**WHAT THIS TASK INVOLVES:**
Your task is to output all the records below, word for word.

[Entries with figure data]
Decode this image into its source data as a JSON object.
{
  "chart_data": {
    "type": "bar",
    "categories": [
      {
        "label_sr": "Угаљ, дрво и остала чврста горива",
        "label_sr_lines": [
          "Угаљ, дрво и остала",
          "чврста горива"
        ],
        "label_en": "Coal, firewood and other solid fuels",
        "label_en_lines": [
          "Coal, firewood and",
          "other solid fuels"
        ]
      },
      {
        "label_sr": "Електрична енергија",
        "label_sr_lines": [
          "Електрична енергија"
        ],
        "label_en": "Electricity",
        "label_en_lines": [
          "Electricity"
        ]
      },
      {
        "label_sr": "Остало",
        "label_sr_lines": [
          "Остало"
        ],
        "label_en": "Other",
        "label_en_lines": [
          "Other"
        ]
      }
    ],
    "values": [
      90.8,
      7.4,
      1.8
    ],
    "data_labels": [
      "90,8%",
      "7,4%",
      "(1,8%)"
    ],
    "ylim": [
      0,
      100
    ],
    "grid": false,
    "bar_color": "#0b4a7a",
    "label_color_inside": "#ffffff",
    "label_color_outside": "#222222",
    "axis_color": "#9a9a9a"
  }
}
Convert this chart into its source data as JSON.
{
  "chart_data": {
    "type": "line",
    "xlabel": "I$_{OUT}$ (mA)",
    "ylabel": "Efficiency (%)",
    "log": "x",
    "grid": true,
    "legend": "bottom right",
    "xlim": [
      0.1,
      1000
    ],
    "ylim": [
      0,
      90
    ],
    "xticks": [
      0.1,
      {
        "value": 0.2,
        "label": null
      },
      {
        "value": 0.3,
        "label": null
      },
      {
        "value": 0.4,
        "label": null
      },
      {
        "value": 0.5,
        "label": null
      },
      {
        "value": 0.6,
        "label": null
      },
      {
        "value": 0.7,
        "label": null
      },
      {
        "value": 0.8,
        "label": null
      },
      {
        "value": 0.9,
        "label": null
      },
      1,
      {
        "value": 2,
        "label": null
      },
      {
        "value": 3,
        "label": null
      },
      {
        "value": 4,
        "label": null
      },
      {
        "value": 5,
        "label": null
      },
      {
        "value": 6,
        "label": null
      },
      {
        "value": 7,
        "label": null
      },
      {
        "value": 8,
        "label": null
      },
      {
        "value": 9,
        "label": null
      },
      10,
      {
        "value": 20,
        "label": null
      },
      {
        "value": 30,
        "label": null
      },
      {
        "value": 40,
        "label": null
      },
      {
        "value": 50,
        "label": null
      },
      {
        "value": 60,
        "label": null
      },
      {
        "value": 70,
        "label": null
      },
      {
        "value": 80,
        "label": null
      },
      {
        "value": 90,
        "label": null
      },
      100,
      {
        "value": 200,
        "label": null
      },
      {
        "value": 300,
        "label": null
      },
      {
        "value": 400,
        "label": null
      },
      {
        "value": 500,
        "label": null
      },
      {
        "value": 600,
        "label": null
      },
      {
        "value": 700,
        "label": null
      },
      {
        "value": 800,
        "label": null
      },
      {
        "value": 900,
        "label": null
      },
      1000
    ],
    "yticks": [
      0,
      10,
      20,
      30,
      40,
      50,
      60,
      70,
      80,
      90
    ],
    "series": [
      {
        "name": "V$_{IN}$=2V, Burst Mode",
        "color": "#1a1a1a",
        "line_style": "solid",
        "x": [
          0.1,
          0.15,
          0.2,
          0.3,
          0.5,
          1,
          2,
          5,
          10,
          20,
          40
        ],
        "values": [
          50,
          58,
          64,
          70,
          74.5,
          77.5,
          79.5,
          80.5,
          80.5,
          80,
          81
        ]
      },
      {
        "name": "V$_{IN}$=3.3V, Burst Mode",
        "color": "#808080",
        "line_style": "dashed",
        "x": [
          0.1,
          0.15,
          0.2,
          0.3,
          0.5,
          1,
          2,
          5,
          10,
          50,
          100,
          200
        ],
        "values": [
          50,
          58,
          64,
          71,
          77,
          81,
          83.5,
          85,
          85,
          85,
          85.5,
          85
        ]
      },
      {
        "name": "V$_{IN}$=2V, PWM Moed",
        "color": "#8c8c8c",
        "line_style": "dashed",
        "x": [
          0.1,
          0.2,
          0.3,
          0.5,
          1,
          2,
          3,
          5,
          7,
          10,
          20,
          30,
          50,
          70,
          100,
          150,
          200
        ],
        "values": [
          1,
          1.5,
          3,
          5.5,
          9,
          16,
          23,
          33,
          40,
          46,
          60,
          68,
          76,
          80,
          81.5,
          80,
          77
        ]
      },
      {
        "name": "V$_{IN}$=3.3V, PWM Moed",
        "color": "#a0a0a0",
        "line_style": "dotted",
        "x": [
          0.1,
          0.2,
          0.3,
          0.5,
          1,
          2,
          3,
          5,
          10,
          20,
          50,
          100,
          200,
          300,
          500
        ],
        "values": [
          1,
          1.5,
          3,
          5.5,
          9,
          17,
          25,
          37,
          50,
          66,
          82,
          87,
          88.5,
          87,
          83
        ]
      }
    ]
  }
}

**EXERCISE RESPONSE:**
Decode this image into its source data as a JSON object.
{
  "chart_data": {
    "type": "bar",
    "categories": [
      {
        "label_sr": "Угаљ, дрво и остала чврста горива",
        "label_sr_lines": [
          "Угаљ, дрво и остала",
          "чврста горива"
        ],
        "label_en": "Coal, firewood and other solid fuels",
        "label_en_lines": [
          "Coal, firewood and",
          "other solid fuels"
        ]
      },
      {
        "label_sr": "Електрична енергија",
        "label_sr_lines": [
          "Електрична енергија"
        ],
        "label_en": "Electricity",
        "label_en_lines": [
          "Electricity"
        ]
      },
      {
        "label_sr": "Остало",
        "label_sr_lines": [
          "Остало"
        ],
        "label_en": "Other",
        "label_en_lines": [
          "Other"
        ]
      }
    ],
    "values": [
      90.8,
      7.4,
      1.8
    ],
    "data_labels": [
      "90,8%",
      "7,4%",
      "(1,8%)"
    ],
    "ylim": [
      0,
      100
    ],
    "grid": false,
    "bar_color": "#0b4a7a",
    "label_color_inside": "#ffffff",
    "label_color_outside": "#222222",
    "axis_color": "#9a9a9a"
  }
}
Convert this chart into its source data as JSON.
{
  "chart_data": {
    "type": "line",
    "xlabel": "I$_{OUT}$ (mA)",
    "ylabel": "Efficiency (%)",
    "log": "x",
    "grid": true,
    "legend": "bottom right",
    "xlim": [
      0.1,
      1000
    ],
    "ylim": [
      0,
      90
    ],
    "xticks": [
      0.1,
      {
        "value": 0.2,
        "label": null
      },
      {
        "value": 0.3,
        "label": null
      },
      {
        "value": 0.4,
        "label": null
      },
      {
        "value": 0.5,
        "label": null
      },
      {
        "value": 0.6,
        "label": null
      },
      {
        "value": 0.7,
        "label": null
      },
      {
        "value": 0.8,
        "label": null
      },
      {
        "value": 0.9,
        "label": null
      },
      1,
      {
        "value": 2,
        "label": null
      },
      {
        "value": 3,
        "label": null
      },
      {
        "value": 4,
        "label": null
      },
      {
        "value": 5,
        "label": null
      },
      {
        "value": 6,
        "label": null
      },
      {
        "value": 7,
        "label": null
      },
      {
        "value": 8,
        "label": null
      },
      {
        "value": 9,
        "label": null
      },
      10,
      {
        "value": 20,
        "label": null
      },
      {
        "value": 30,
        "label": null
      },
      {
        "value": 40,
        "label": null
      },
      {
        "value": 50,
        "label": null
      },
      {
        "value": 60,
        "label": null
      },
      {
        "value": 70,
        "label": null
      },
      {
        "value": 80,
        "label": null
      },
      {
        "value": 90,
        "label": null
      },
      100,
      {
        "value": 200,
        "label": null
      },
      {
        "value": 300,
        "label": null
      },
      {
        "value": 400,
        "label": null
      },
      {
        "value": 500,
        "label": null
      },
      {
        "value": 600,
        "label": null
      },
      {
        "value": 700,
        "label": null
      },
      {
        "value": 800,
        "label": null
      },
      {
        "value": 900,
        "label": null
      },
      1000
    ],
    "yticks": [
      0,
      10,
      20,
      30,
      40,
      50,
      60,
      70,
      80,
      90
    ],
    "series": [
      {
        "name": "V$_{IN}$=2V, Burst Mode",
        "color": "#1a1a1a",
        "line_style": "solid",
        "x": [
          0.1,
          0.15,
          0.2,
          0.3,
          0.5,
          1,
          2,
          5,
          10,
          20,
          40
        ],
        "values": [
          50,
          58,
          64,
          70,
          74.5,
          77.5,
          79.5,
          80.5,
          80.5,
          80,
          81
        ]
      },
      {
        "name": "V$_{IN}$=3.3V, Burst Mode",
        "color": "#808080",
        "line_style": "dashed",
        "x": [
          0.1,
          0.15,
          0.2,
          0.3,
          0.5,
          1,
          2,
          5,
          10,
          50,
          100,
          200
        ],
        "values": [
          50,
          58,
          64,
          71,
          77,
          81,
          83.5,
          85,
          85,
          85,
          85.5,
          85
        ]
      },
      {
        "name": "V$_{IN}$=2V, PWM Moed",
        "color": "#8c8c8c",
        "line_style": "dashed",
        "x": [
          0.1,
          0.2,
          0.3,
          0.5,
          1,
          2,
          3,
          5,
          7,
          10,
          20,
          30,
          50,
          70,
          100,
          150,
          200
        ],
        "values": [
          1,
          1.5,
          3,
          5.5,
          9,
          16,
          23,
          33,
          40,
          46,
          60,
          68,
          76,
          80,
          81.5,
          80,
          77
        ]
      },
      {
        "name": "V$_{IN}$=3.3V, PWM Moed",
        "color": "#a0a0a0",
        "line_style": "dotted",
        "x": [
          0.1,
          0.2,
          0.3,
          0.5,
          1,
          2,
          3,
          5,
          10,
          20,
          50,
          100,
          200,
          300,
          500
        ],
        "values": [
          1,
          1.5,
          3,
          5.5,
          9,
          17,
          25,
          37,
          50,
          66,
          82,
          87,
          88.5,
          87,
          83
        ]
      }
    ]
  }
}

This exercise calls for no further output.